- _Exercise data_:
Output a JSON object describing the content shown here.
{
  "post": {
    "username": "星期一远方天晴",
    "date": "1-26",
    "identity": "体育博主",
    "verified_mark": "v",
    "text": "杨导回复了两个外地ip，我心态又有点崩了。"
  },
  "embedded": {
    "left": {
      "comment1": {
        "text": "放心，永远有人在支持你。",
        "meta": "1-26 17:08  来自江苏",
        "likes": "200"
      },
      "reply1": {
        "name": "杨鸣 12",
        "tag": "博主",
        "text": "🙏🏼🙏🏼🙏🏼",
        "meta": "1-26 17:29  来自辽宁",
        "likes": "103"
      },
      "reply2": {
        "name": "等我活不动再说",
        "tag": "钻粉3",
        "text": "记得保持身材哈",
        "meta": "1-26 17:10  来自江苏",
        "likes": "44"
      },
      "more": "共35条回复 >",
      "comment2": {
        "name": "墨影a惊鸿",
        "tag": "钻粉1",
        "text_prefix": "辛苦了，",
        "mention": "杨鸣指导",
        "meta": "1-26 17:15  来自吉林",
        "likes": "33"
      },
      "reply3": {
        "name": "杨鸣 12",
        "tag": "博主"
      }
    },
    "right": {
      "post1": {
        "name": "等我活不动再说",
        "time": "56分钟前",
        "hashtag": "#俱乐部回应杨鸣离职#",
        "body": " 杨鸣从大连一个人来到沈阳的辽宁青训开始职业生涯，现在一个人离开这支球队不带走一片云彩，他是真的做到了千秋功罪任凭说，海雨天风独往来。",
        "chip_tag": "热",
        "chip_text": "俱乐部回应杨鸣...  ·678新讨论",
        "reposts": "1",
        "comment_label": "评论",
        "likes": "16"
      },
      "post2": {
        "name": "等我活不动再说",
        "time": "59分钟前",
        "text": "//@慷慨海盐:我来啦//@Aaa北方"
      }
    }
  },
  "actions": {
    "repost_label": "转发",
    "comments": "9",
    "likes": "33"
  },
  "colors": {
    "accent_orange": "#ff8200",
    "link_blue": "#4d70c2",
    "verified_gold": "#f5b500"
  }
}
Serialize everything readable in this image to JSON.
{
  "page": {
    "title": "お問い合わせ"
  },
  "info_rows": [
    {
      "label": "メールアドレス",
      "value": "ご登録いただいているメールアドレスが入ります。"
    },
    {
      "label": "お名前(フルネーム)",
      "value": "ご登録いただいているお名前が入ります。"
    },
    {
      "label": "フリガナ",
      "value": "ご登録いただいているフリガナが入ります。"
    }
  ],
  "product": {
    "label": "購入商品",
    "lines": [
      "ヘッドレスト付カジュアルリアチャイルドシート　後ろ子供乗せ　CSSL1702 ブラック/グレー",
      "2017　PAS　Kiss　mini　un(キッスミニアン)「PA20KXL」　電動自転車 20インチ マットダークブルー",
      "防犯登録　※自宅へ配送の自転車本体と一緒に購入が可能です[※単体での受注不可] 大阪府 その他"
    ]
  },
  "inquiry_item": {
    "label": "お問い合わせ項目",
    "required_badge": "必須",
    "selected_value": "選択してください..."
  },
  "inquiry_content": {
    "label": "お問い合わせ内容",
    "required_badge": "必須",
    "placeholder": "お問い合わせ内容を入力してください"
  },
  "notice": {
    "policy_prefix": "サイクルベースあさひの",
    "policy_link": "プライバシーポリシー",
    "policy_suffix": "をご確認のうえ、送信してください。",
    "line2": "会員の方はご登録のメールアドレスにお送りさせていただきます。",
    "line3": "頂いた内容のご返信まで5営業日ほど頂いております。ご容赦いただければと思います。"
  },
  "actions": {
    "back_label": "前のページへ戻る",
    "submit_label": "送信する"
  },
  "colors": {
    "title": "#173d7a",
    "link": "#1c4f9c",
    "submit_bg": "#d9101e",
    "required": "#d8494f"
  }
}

- _To be done_:
Quote all the records exactly, please, leaving none out.

- _Full output_:
Output a JSON object describing the content shown here.
{
  "post": {
    "username": "星期一远方天晴",
    "date": "1-26",
    "identity": "体育博主",
    "verified_mark": "v",
    "text": "杨导回复了两个外地ip，我心态又有点崩了。"
  },
  "embedded": {
    "left": {
      "comment1": {
        "text": "放心，永远有人在支持你。",
        "meta": "1-26 17:08  来自江苏",
        "likes": "200"
      },
      "reply1": {
        "name": "杨鸣 12",
        "tag": "博主",
        "text": "🙏🏼🙏🏼🙏🏼",
        "meta": "1-26 17:29  来自辽宁",
        "likes": "103"
      },
      "reply2": {
        "name": "等我活不动再说",
        "tag": "钻粉3",
        "text": "记得保持身材哈",
        "meta": "1-26 17:10  来自江苏",
        "likes": "44"
      },
      "more": "共35条回复 >",
      "comment2": {
        "name": "墨影a惊鸿",
        "tag": "钻粉1",
        "text_prefix": "辛苦了，",
        "mention": "杨鸣指导",
        "meta": "1-26 17:15  来自吉林",
        "likes": "33"
      },
      "reply3": {
        "name": "杨鸣 12",
        "tag": "博主"
      }
    },
    "right": {
      "post1": {
        "name": "等我活不动再说",
        "time": "56分钟前",
        "hashtag": "#俱乐部回应杨鸣离职#",
        "body": " 杨鸣从大连一个人来到沈阳的辽宁青训开始职业生涯，现在一个人离开这支球队不带走一片云彩，他是真的做到了千秋功罪任凭说，海雨天风独往来。",
        "chip_tag": "热",
        "chip_text": "俱乐部回应杨鸣...  ·678新讨论",
        "reposts": "1",
        "comment_label": "评论",
        "likes": "16"
      },
      "post2": {
        "name": "等我活不动再说",
        "time": "59分钟前",
        "text": "//@慷慨海盐:我来啦//@Aaa北方"
      }
    }
  },
  "actions": {
    "repost_label": "转发",
    "comments": "9",
    "likes": "33"
  },
  "colors": {
    "accent_orange": "#ff8200",
    "link_blue": "#4d70c2",
    "verified_gold": "#f5b500"
  }
}
Serialize everything readable in this image to JSON.
{
  "page": {
    "title": "お問い合わせ"
  },
  "info_rows": [
    {
      "label": "メールアドレス",
      "value": "ご登録いただいているメールアドレスが入ります。"
    },
    {
      "label": "お名前(フルネーム)",
      "value": "ご登録いただいているお名前が入ります。"
    },
    {
      "label": "フリガナ",
      "value": "ご登録いただいているフリガナが入ります。"
    }
  ],
  "product": {
    "label": "購入商品",
    "lines": [
      "ヘッドレスト付カジュアルリアチャイルドシート　後ろ子供乗せ　CSSL1702 ブラック/グレー",
      "2017　PAS　Kiss　mini　un(キッスミニアン)「PA20KXL」　電動自転車 20インチ マットダークブルー",
      "防犯登録　※自宅へ配送の自転車本体と一緒に購入が可能です[※単体での受注不可] 大阪府 その他"
    ]
  },
  "inquiry_item": {
    "label": "お問い合わせ項目",
    "required_badge": "必須",
    "selected_value": "選択してください..."
  },
  "inquiry_content": {
    "label": "お問い合わせ内容",
    "required_badge": "必須",
    "placeholder": "お問い合わせ内容を入力してください"
  },
  "notice": {
    "policy_prefix": "サイクルベースあさひの",
    "policy_link": "プライバシーポリシー",
    "policy_suffix": "をご確認のうえ、送信してください。",
    "line2": "会員の方はご登録のメールアドレスにお送りさせていただきます。",
    "line3": "頂いた内容のご返信まで5営業日ほど頂いております。ご容赦いただければと思います。"
  },
  "actions": {
    "back_label": "前のページへ戻る",
    "submit_label": "送信する"
  },
  "colors": {
    "title": "#173d7a",
    "link": "#1c4f9c",
    "submit_bg": "#d9101e",
    "required": "#d8494f"
  }
}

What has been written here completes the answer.